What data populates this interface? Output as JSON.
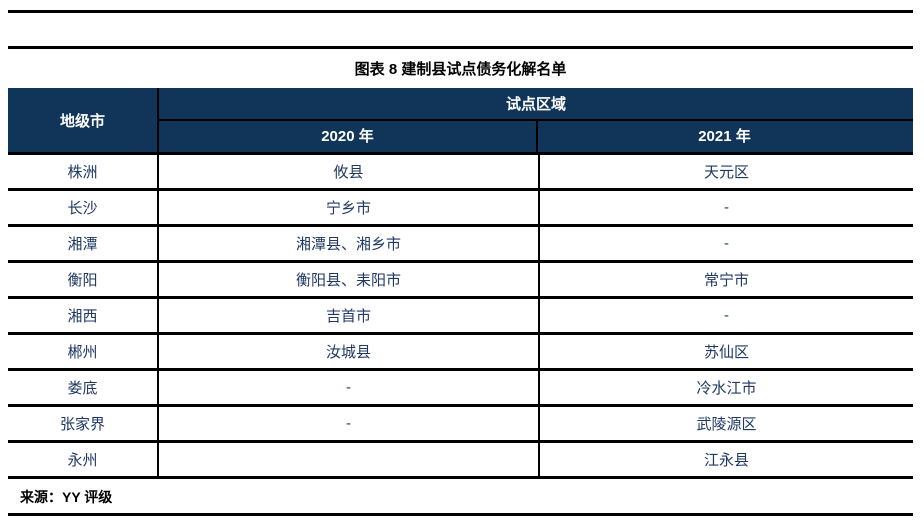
{
  "title": "图表 8  建制县试点债务化解名单",
  "source": "来源：YY 评级",
  "colors": {
    "header_bg": "#113459",
    "body_text": "#1F3864",
    "rule": "#000000"
  },
  "table": {
    "header": {
      "city": "地级市",
      "region_group": "试点区域",
      "year_2020": "2020 年",
      "year_2021": "2021 年"
    },
    "rows": [
      {
        "city": "株洲",
        "y2020": "攸县",
        "y2021": "天元区"
      },
      {
        "city": "长沙",
        "y2020": "宁乡市",
        "y2021": "-"
      },
      {
        "city": "湘潭",
        "y2020": "湘潭县、湘乡市",
        "y2021": "-"
      },
      {
        "city": "衡阳",
        "y2020": "衡阳县、耒阳市",
        "y2021": "常宁市"
      },
      {
        "city": "湘西",
        "y2020": "吉首市",
        "y2021": "-"
      },
      {
        "city": "郴州",
        "y2020": "汝城县",
        "y2021": "苏仙区"
      },
      {
        "city": "娄底",
        "y2020": "-",
        "y2021": "冷水江市"
      },
      {
        "city": "张家界",
        "y2020": "-",
        "y2021": "武陵源区"
      },
      {
        "city": "永州",
        "y2020": "",
        "y2021": "江永县"
      }
    ]
  }
}
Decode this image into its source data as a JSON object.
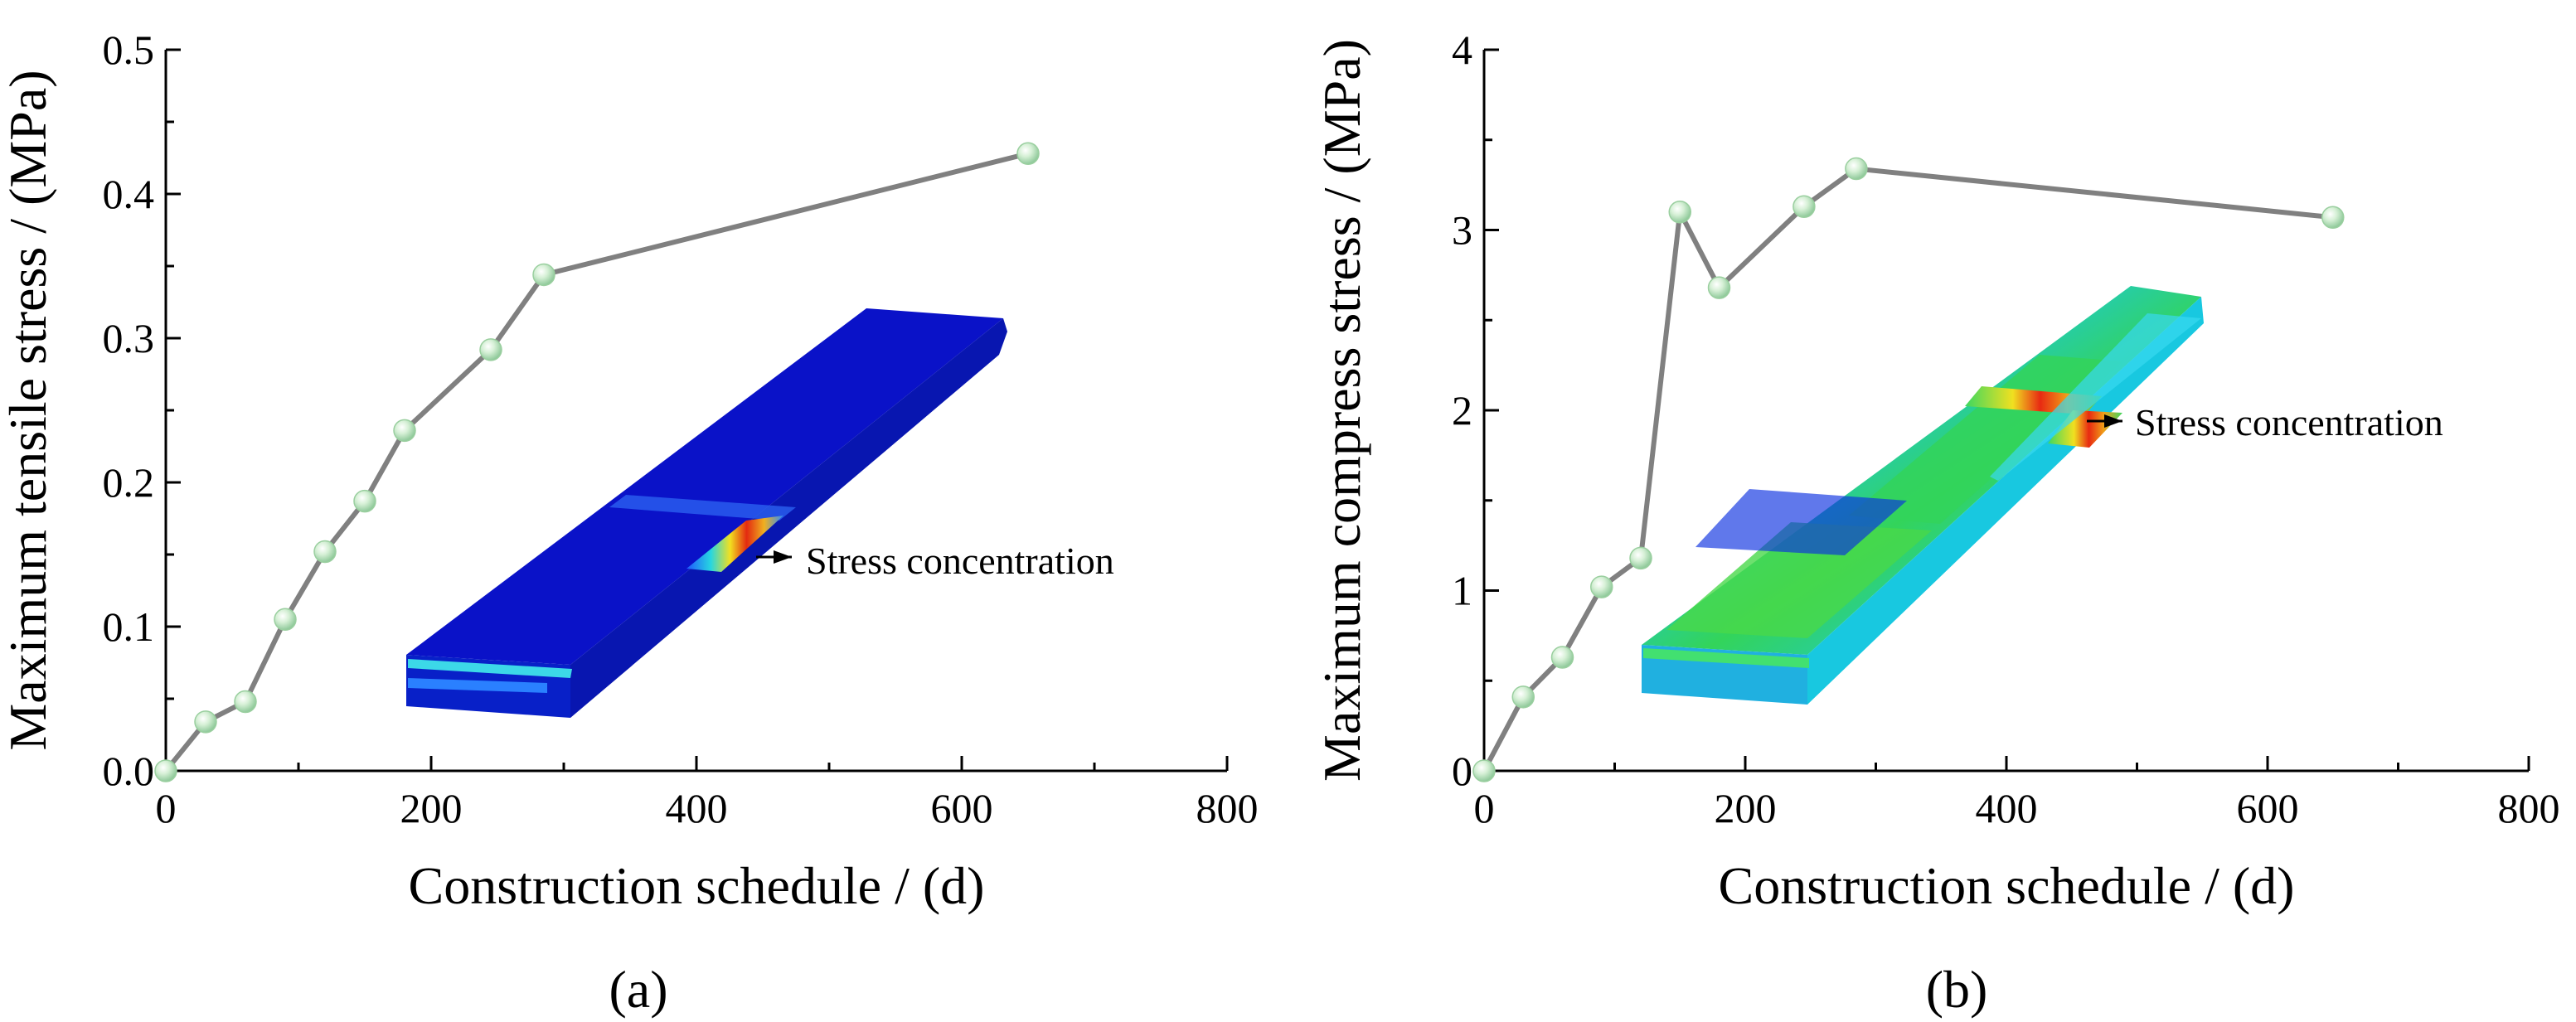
{
  "chart_data": [
    {
      "type": "line",
      "panel_label": "(a)",
      "xlabel": "Construction schedule / (d)",
      "ylabel": "Maximum tensile stress / (MPa)",
      "xlim": [
        0,
        800
      ],
      "ylim": [
        0,
        0.5
      ],
      "xticks": [
        0,
        200,
        400,
        600,
        800
      ],
      "yticks": [
        0.0,
        0.1,
        0.2,
        0.3,
        0.4,
        0.5
      ],
      "ytick_labels": [
        "0.0",
        "0.1",
        "0.2",
        "0.3",
        "0.4",
        "0.5"
      ],
      "xtick_labels": [
        "0",
        "200",
        "400",
        "600",
        "800"
      ],
      "x": [
        0,
        30,
        60,
        90,
        120,
        150,
        180,
        245,
        285,
        650
      ],
      "y": [
        0.0,
        0.034,
        0.048,
        0.105,
        0.152,
        0.187,
        0.236,
        0.292,
        0.344,
        0.428
      ],
      "annotation": "Stress concentration",
      "line_color": "#808080",
      "marker_color": "#b9e3b9"
    },
    {
      "type": "line",
      "panel_label": "(b)",
      "xlabel": "Construction schedule / (d)",
      "ylabel": "Maximum compress stress / (MPa)",
      "xlim": [
        0,
        800
      ],
      "ylim": [
        0,
        4
      ],
      "xticks": [
        0,
        200,
        400,
        600,
        800
      ],
      "yticks": [
        0,
        1,
        2,
        3,
        4
      ],
      "ytick_labels": [
        "0",
        "1",
        "2",
        "3",
        "4"
      ],
      "xtick_labels": [
        "0",
        "200",
        "400",
        "600",
        "800"
      ],
      "x": [
        0,
        30,
        60,
        90,
        120,
        150,
        180,
        245,
        285,
        650
      ],
      "y": [
        0.0,
        0.41,
        0.63,
        1.02,
        1.18,
        3.1,
        2.68,
        3.13,
        3.34,
        3.07
      ],
      "annotation": "Stress concentration",
      "line_color": "#808080",
      "marker_color": "#b9e3b9"
    }
  ]
}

☆ ☆ ☆ ☆

◆ BRIEF ◆
In your copy, repeat each record exactly and include no pictures.

◆ TASK RESPONSE ◆
What data populates this interface? Output as JSON.
{
  "title": "图表 8  建制县试点债务化解名单",
  "source": "来源：YY 评级",
  "colors": {
    "header_bg": "#113459",
    "body_text": "#1F3864",
    "rule": "#000000"
  },
  "table": {
    "header": {
      "city": "地级市",
      "region_group": "试点区域",
      "year_2020": "2020 年",
      "year_2021": "2021 年"
    },
    "rows": [
      {
        "city": "株洲",
        "y2020": "攸县",
        "y2021": "天元区"
      },
      {
        "city": "长沙",
        "y2020": "宁乡市",
        "y2021": "-"
      },
      {
        "city": "湘潭",
        "y2020": "湘潭县、湘乡市",
        "y2021": "-"
      },
      {
        "city": "衡阳",
        "y2020": "衡阳县、耒阳市",
        "y2021": "常宁市"
      },
      {
        "city": "湘西",
        "y2020": "吉首市",
        "y2021": "-"
      },
      {
        "city": "郴州",
        "y2020": "汝城县",
        "y2021": "苏仙区"
      },
      {
        "city": "娄底",
        "y2020": "-",
        "y2021": "冷水江市"
      },
      {
        "city": "张家界",
        "y2020": "-",
        "y2021": "武陵源区"
      },
      {
        "city": "永州",
        "y2020": "",
        "y2021": "江永县"
      }
    ]
  }
}
Decode this image into its source data as a JSON object.
{
  "chart_data": [
    {
      "type": "line",
      "panel_label": "(a)",
      "xlabel": "Construction schedule / (d)",
      "ylabel": "Maximum tensile stress / (MPa)",
      "xlim": [
        0,
        800
      ],
      "ylim": [
        0,
        0.5
      ],
      "xticks": [
        0,
        200,
        400,
        600,
        800
      ],
      "yticks": [
        0.0,
        0.1,
        0.2,
        0.3,
        0.4,
        0.5
      ],
      "ytick_labels": [
        "0.0",
        "0.1",
        "0.2",
        "0.3",
        "0.4",
        "0.5"
      ],
      "xtick_labels": [
        "0",
        "200",
        "400",
        "600",
        "800"
      ],
      "x": [
        0,
        30,
        60,
        90,
        120,
        150,
        180,
        245,
        285,
        650
      ],
      "y": [
        0.0,
        0.034,
        0.048,
        0.105,
        0.152,
        0.187,
        0.236,
        0.292,
        0.344,
        0.428
      ],
      "annotation": "Stress concentration",
      "line_color": "#808080",
      "marker_color": "#b9e3b9"
    },
    {
      "type": "line",
      "panel_label": "(b)",
      "xlabel": "Construction schedule / (d)",
      "ylabel": "Maximum compress stress / (MPa)",
      "xlim": [
        0,
        800
      ],
      "ylim": [
        0,
        4
      ],
      "xticks": [
        0,
        200,
        400,
        600,
        800
      ],
      "yticks": [
        0,
        1,
        2,
        3,
        4
      ],
      "ytick_labels": [
        "0",
        "1",
        "2",
        "3",
        "4"
      ],
      "xtick_labels": [
        "0",
        "200",
        "400",
        "600",
        "800"
      ],
      "x": [
        0,
        30,
        60,
        90,
        120,
        150,
        180,
        245,
        285,
        650
      ],
      "y": [
        0.0,
        0.41,
        0.63,
        1.02,
        1.18,
        3.1,
        2.68,
        3.13,
        3.34,
        3.07
      ],
      "annotation": "Stress concentration",
      "line_color": "#808080",
      "marker_color": "#b9e3b9"
    }
  ]
}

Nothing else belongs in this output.